The task » Restate, word for word, every line of the data.

(Records from a dataset)
◇ ◇ ◇ ◇ ◇ ◇ ◇

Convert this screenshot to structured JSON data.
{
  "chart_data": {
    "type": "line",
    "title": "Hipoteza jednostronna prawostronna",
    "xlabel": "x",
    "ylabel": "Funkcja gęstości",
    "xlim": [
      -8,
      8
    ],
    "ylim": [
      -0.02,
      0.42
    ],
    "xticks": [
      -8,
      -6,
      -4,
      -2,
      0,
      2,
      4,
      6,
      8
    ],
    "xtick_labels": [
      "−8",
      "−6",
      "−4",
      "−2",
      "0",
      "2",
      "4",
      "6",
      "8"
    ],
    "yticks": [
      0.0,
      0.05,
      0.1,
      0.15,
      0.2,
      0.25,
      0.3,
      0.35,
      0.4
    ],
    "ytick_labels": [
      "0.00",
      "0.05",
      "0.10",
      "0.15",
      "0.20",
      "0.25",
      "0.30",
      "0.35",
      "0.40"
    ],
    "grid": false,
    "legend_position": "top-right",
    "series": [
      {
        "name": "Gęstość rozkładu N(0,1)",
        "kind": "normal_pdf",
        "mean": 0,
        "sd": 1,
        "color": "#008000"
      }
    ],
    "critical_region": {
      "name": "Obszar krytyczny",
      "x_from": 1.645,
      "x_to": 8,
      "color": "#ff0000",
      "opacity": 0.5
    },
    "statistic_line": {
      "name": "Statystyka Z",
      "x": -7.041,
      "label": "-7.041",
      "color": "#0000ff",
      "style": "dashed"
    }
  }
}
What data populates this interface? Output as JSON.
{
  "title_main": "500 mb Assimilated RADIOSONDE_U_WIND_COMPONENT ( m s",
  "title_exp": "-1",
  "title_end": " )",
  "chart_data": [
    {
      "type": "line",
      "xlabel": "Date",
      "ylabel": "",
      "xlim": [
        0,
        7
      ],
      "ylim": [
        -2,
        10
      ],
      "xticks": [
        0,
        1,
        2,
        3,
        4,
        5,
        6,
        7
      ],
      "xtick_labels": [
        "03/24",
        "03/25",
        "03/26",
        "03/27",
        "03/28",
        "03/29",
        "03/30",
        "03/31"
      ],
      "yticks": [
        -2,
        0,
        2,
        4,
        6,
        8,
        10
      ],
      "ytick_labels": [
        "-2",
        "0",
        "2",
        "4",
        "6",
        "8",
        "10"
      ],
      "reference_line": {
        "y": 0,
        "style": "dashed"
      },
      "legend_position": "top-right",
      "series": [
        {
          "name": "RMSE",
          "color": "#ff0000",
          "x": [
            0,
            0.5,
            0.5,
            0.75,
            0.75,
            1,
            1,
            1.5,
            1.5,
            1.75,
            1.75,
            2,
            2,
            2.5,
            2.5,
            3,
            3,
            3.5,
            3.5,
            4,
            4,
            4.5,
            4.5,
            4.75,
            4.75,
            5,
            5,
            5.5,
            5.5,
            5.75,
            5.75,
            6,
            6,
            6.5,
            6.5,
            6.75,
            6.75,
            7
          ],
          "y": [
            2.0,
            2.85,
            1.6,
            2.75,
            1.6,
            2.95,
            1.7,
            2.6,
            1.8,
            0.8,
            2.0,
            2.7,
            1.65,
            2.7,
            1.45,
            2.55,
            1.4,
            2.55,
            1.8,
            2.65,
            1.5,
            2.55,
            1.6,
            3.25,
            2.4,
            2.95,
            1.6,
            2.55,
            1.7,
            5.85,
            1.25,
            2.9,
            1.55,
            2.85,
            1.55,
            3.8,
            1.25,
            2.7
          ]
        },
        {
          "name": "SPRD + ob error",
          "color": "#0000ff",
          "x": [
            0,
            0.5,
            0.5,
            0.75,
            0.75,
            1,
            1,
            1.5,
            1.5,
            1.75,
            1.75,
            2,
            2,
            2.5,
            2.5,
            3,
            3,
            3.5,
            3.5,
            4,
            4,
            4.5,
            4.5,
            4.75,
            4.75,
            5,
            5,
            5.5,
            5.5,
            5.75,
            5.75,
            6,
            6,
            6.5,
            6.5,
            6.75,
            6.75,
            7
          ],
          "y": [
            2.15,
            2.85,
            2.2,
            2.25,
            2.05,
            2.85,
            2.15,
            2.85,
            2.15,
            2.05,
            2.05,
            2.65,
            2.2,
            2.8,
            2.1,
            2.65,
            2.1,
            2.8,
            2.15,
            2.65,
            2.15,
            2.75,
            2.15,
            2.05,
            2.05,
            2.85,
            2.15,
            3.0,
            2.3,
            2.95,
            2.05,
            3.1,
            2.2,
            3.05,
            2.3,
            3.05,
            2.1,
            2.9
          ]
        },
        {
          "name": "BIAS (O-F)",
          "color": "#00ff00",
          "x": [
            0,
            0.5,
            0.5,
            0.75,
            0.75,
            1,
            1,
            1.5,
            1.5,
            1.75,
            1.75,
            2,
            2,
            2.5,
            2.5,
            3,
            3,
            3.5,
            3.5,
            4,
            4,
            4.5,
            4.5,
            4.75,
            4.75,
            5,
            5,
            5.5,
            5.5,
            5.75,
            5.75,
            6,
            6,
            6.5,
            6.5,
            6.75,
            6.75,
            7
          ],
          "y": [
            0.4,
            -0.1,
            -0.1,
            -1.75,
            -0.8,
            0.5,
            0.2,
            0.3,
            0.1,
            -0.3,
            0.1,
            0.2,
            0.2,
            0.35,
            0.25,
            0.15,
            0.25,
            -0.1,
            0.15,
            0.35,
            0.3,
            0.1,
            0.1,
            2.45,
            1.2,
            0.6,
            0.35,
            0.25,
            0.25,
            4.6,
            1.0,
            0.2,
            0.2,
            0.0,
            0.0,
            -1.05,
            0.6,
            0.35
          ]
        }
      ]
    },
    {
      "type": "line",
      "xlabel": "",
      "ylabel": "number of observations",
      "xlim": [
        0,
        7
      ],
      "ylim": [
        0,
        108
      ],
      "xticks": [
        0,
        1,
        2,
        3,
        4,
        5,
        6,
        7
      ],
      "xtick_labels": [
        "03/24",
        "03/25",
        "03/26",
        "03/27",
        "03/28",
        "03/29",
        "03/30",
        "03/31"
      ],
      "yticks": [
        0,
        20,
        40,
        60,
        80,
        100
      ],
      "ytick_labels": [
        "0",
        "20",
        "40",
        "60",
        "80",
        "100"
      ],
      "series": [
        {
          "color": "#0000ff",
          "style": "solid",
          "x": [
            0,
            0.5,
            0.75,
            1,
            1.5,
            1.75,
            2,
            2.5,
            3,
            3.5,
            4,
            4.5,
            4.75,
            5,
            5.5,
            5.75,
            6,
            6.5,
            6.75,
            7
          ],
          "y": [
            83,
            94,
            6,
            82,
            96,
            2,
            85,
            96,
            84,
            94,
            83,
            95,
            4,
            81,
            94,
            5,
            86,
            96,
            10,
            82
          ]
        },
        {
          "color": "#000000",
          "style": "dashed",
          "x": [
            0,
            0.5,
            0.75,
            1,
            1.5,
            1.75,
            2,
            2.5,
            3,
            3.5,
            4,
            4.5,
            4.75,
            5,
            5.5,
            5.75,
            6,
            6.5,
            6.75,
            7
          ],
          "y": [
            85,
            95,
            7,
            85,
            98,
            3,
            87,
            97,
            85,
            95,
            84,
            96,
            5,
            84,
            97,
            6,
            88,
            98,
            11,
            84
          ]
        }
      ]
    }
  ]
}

◇ ◇ ◇ ◇ ◇ ◇ ◇

Exercise output »
Convert this screenshot to structured JSON data.
{
  "chart_data": {
    "type": "line",
    "title": "Hipoteza jednostronna prawostronna",
    "xlabel": "x",
    "ylabel": "Funkcja gęstości",
    "xlim": [
      -8,
      8
    ],
    "ylim": [
      -0.02,
      0.42
    ],
    "xticks": [
      -8,
      -6,
      -4,
      -2,
      0,
      2,
      4,
      6,
      8
    ],
    "xtick_labels": [
      "−8",
      "−6",
      "−4",
      "−2",
      "0",
      "2",
      "4",
      "6",
      "8"
    ],
    "yticks": [
      0.0,
      0.05,
      0.1,
      0.15,
      0.2,
      0.25,
      0.3,
      0.35,
      0.4
    ],
    "ytick_labels": [
      "0.00",
      "0.05",
      "0.10",
      "0.15",
      "0.20",
      "0.25",
      "0.30",
      "0.35",
      "0.40"
    ],
    "grid": false,
    "legend_position": "top-right",
    "series": [
      {
        "name": "Gęstość rozkładu N(0,1)",
        "kind": "normal_pdf",
        "mean": 0,
        "sd": 1,
        "color": "#008000"
      }
    ],
    "critical_region": {
      "name": "Obszar krytyczny",
      "x_from": 1.645,
      "x_to": 8,
      "color": "#ff0000",
      "opacity": 0.5
    },
    "statistic_line": {
      "name": "Statystyka Z",
      "x": -7.041,
      "label": "-7.041",
      "color": "#0000ff",
      "style": "dashed"
    }
  }
}
What data populates this interface? Output as JSON.
{
  "title_main": "500 mb Assimilated RADIOSONDE_U_WIND_COMPONENT ( m s",
  "title_exp": "-1",
  "title_end": " )",
  "chart_data": [
    {
      "type": "line",
      "xlabel": "Date",
      "ylabel": "",
      "xlim": [
        0,
        7
      ],
      "ylim": [
        -2,
        10
      ],
      "xticks": [
        0,
        1,
        2,
        3,
        4,
        5,
        6,
        7
      ],
      "xtick_labels": [
        "03/24",
        "03/25",
        "03/26",
        "03/27",
        "03/28",
        "03/29",
        "03/30",
        "03/31"
      ],
      "yticks": [
        -2,
        0,
        2,
        4,
        6,
        8,
        10
      ],
      "ytick_labels": [
        "-2",
        "0",
        "2",
        "4",
        "6",
        "8",
        "10"
      ],
      "reference_line": {
        "y": 0,
        "style": "dashed"
      },
      "legend_position": "top-right",
      "series": [
        {
          "name": "RMSE",
          "color": "#ff0000",
          "x": [
            0,
            0.5,
            0.5,
            0.75,
            0.75,
            1,
            1,
            1.5,
            1.5,
            1.75,
            1.75,
            2,
            2,
            2.5,
            2.5,
            3,
            3,
            3.5,
            3.5,
            4,
            4,
            4.5,
            4.5,
            4.75,
            4.75,
            5,
            5,
            5.5,
            5.5,
            5.75,
            5.75,
            6,
            6,
            6.5,
            6.5,
            6.75,
            6.75,
            7
          ],
          "y": [
            2.0,
            2.85,
            1.6,
            2.75,
            1.6,
            2.95,
            1.7,
            2.6,
            1.8,
            0.8,
            2.0,
            2.7,
            1.65,
            2.7,
            1.45,
            2.55,
            1.4,
            2.55,
            1.8,
            2.65,
            1.5,
            2.55,
            1.6,
            3.25,
            2.4,
            2.95,
            1.6,
            2.55,
            1.7,
            5.85,
            1.25,
            2.9,
            1.55,
            2.85,
            1.55,
            3.8,
            1.25,
            2.7
          ]
        },
        {
          "name": "SPRD + ob error",
          "color": "#0000ff",
          "x": [
            0,
            0.5,
            0.5,
            0.75,
            0.75,
            1,
            1,
            1.5,
            1.5,
            1.75,
            1.75,
            2,
            2,
            2.5,
            2.5,
            3,
            3,
            3.5,
            3.5,
            4,
            4,
            4.5,
            4.5,
            4.75,
            4.75,
            5,
            5,
            5.5,
            5.5,
            5.75,
            5.75,
            6,
            6,
            6.5,
            6.5,
            6.75,
            6.75,
            7
          ],
          "y": [
            2.15,
            2.85,
            2.2,
            2.25,
            2.05,
            2.85,
            2.15,
            2.85,
            2.15,
            2.05,
            2.05,
            2.65,
            2.2,
            2.8,
            2.1,
            2.65,
            2.1,
            2.8,
            2.15,
            2.65,
            2.15,
            2.75,
            2.15,
            2.05,
            2.05,
            2.85,
            2.15,
            3.0,
            2.3,
            2.95,
            2.05,
            3.1,
            2.2,
            3.05,
            2.3,
            3.05,
            2.1,
            2.9
          ]
        },
        {
          "name": "BIAS (O-F)",
          "color": "#00ff00",
          "x": [
            0,
            0.5,
            0.5,
            0.75,
            0.75,
            1,
            1,
            1.5,
            1.5,
            1.75,
            1.75,
            2,
            2,
            2.5,
            2.5,
            3,
            3,
            3.5,
            3.5,
            4,
            4,
            4.5,
            4.5,
            4.75,
            4.75,
            5,
            5,
            5.5,
            5.5,
            5.75,
            5.75,
            6,
            6,
            6.5,
            6.5,
            6.75,
            6.75,
            7
          ],
          "y": [
            0.4,
            -0.1,
            -0.1,
            -1.75,
            -0.8,
            0.5,
            0.2,
            0.3,
            0.1,
            -0.3,
            0.1,
            0.2,
            0.2,
            0.35,
            0.25,
            0.15,
            0.25,
            -0.1,
            0.15,
            0.35,
            0.3,
            0.1,
            0.1,
            2.45,
            1.2,
            0.6,
            0.35,
            0.25,
            0.25,
            4.6,
            1.0,
            0.2,
            0.2,
            0.0,
            0.0,
            -1.05,
            0.6,
            0.35
          ]
        }
      ]
    },
    {
      "type": "line",
      "xlabel": "",
      "ylabel": "number of observations",
      "xlim": [
        0,
        7
      ],
      "ylim": [
        0,
        108
      ],
      "xticks": [
        0,
        1,
        2,
        3,
        4,
        5,
        6,
        7
      ],
      "xtick_labels": [
        "03/24",
        "03/25",
        "03/26",
        "03/27",
        "03/28",
        "03/29",
        "03/30",
        "03/31"
      ],
      "yticks": [
        0,
        20,
        40,
        60,
        80,
        100
      ],
      "ytick_labels": [
        "0",
        "20",
        "40",
        "60",
        "80",
        "100"
      ],
      "series": [
        {
          "color": "#0000ff",
          "style": "solid",
          "x": [
            0,
            0.5,
            0.75,
            1,
            1.5,
            1.75,
            2,
            2.5,
            3,
            3.5,
            4,
            4.5,
            4.75,
            5,
            5.5,
            5.75,
            6,
            6.5,
            6.75,
            7
          ],
          "y": [
            83,
            94,
            6,
            82,
            96,
            2,
            85,
            96,
            84,
            94,
            83,
            95,
            4,
            81,
            94,
            5,
            86,
            96,
            10,
            82
          ]
        },
        {
          "color": "#000000",
          "style": "dashed",
          "x": [
            0,
            0.5,
            0.75,
            1,
            1.5,
            1.75,
            2,
            2.5,
            3,
            3.5,
            4,
            4.5,
            4.75,
            5,
            5.5,
            5.75,
            6,
            6.5,
            6.75,
            7
          ],
          "y": [
            85,
            95,
            7,
            85,
            98,
            3,
            87,
            97,
            85,
            95,
            84,
            96,
            5,
            84,
            97,
            6,
            88,
            98,
            11,
            84
          ]
        }
      ]
    }
  ]
}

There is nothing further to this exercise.